_Written task_
Leave out the pictures and copy the remaining records exactly.

_Records shown_
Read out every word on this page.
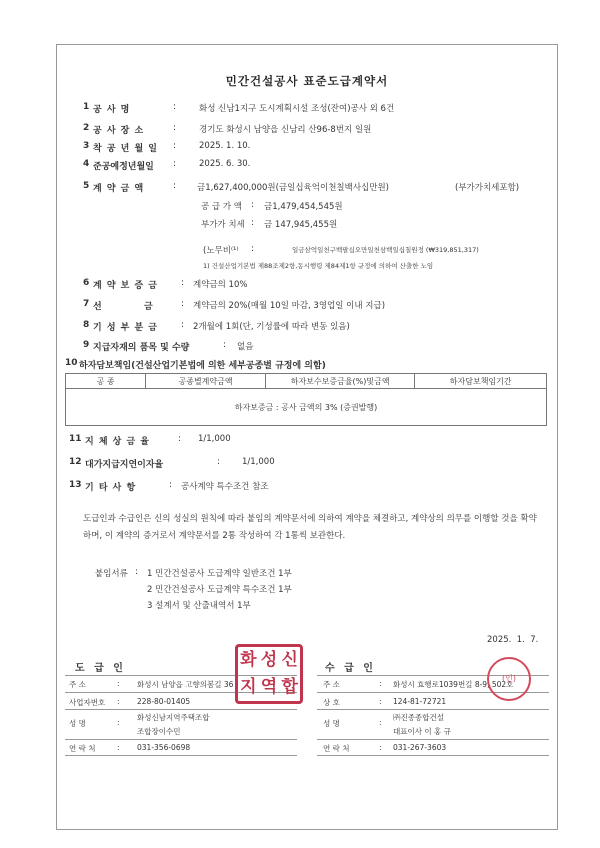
민간건설공사 표준도급계약서
1 공 사 명	:	화성 신남1지구 도시계획시설 조성(잔여)공사 외 6건
2 공 사 장 소	:	경기도 화성시 남양읍 신남리 산96-8번지 일원
3 착 공 년 월 일 :	2025. 1. 10.
4 준공예정년월일 :	2025. 6. 30.
5 계 약 금 액	: 금1,627,400,000원(금일십육억이천칠백사십만원)	(부가가치세포함)
공 급 가 액 : 금1,479,454,545원
부가가 치세 : 금 147,945,455원
(노무비⁽¹⁾ :	일금삼억일천구백팔십오만일천삼백일십칠원정 (₩319,851,317)
1) 건설산업기본법 제88조제2항,동시행령 제84제1항 규정에 의하여 산출한 노임
6 계 약 보 증 금	: 계약금의 10%
7 선          금	: 계약금의 20%(매월 10일 마감, 3영업일 이내 지급)
8 기 성 부 분 금	: 2개월에 1회(단, 기성률에 따라 변동 있음)
9 지급자재의 품목 및 수량	: 없음
10 하자담보책임(건설산업기본법에 의한 세부공종별 규정에 의함)
공 종	공종별계약금액	하자보수보증금율(%)및금액	하자담보책임기간
하자보증금 : 공사 금액의 3% (증권발행)
11 지 체 상 금 율	: 1/1,000
12 대가지급지연이자율	:	1/1,000
13 기 타 사 항	: 공사계약 특수조건 참조
도급인과 수급인은 신의 성실의 원칙에 따라 붙임의 계약문서에 의하여 계약을 체결하고, 계약상의 의무를 이행할 것을 확약하며, 이 계약의 증거로서 계약문서를 2통 작성하여 각 1통씩 보관한다.
붙임서류 : 1 민간건설공사 도급계약 일반조건 1부
2 민간건설공사 도급계약 특수조건 1부
3 설계서 및 산출내역서 1부
2025.  1.  7.
도 급 인
주 소	: 화성시 남양읍 고향의봄길 36
사업자번호 : 228-80-01405
성 명	:
화성신남지역주택조합
조합장이수민
연 락 처	: 031-356-0698
수 급 인
주 소	: 화성시 효행로1039번길 8-9, 502호
상 호	: 124-81-72721
성 명	:
㈜진종종합건설
대표이사 이 홍 규
연 락 처	: 031-267-3603
화 성 신
지 역 합	(인)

_Response below_
Read out every word on this page.
민간건설공사 표준도급계약서
1 공 사 명	:	화성 신남1지구 도시계획시설 조성(잔여)공사 외 6건
2 공 사 장 소	:	경기도 화성시 남양읍 신남리 산96-8번지 일원
3 착 공 년 월 일 :	2025. 1. 10.
4 준공예정년월일 :	2025. 6. 30.
5 계 약 금 액	: 금1,627,400,000원(금일십육억이천칠백사십만원)	(부가가치세포함)
공 급 가 액 : 금1,479,454,545원
부가가 치세 : 금 147,945,455원
(노무비⁽¹⁾ :	일금삼억일천구백팔십오만일천삼백일십칠원정 (₩319,851,317)
1) 건설산업기본법 제88조제2항,동시행령 제84제1항 규정에 의하여 산출한 노임
6 계 약 보 증 금	: 계약금의 10%
7 선          금	: 계약금의 20%(매월 10일 마감, 3영업일 이내 지급)
8 기 성 부 분 금	: 2개월에 1회(단, 기성률에 따라 변동 있음)
9 지급자재의 품목 및 수량	: 없음
10 하자담보책임(건설산업기본법에 의한 세부공종별 규정에 의함)
공 종	공종별계약금액	하자보수보증금율(%)및금액	하자담보책임기간
하자보증금 : 공사 금액의 3% (증권발행)
11 지 체 상 금 율	: 1/1,000
12 대가지급지연이자율	:	1/1,000
13 기 타 사 항	: 공사계약 특수조건 참조
도급인과 수급인은 신의 성실의 원칙에 따라 붙임의 계약문서에 의하여 계약을 체결하고, 계약상의 의무를 이행할 것을 확약하며, 이 계약의 증거로서 계약문서를 2통 작성하여 각 1통씩 보관한다.
붙임서류 : 1 민간건설공사 도급계약 일반조건 1부
2 민간건설공사 도급계약 특수조건 1부
3 설계서 및 산출내역서 1부
2025.  1.  7.
도 급 인
주 소	: 화성시 남양읍 고향의봄길 36
사업자번호 : 228-80-01405
성 명	:
화성신남지역주택조합
조합장이수민
연 락 처	: 031-356-0698
수 급 인
주 소	: 화성시 효행로1039번길 8-9, 502호
상 호	: 124-81-72721
성 명	:
㈜진종종합건설
대표이사 이 홍 규
연 락 처	: 031-267-3603
화 성 신
지 역 합	(인)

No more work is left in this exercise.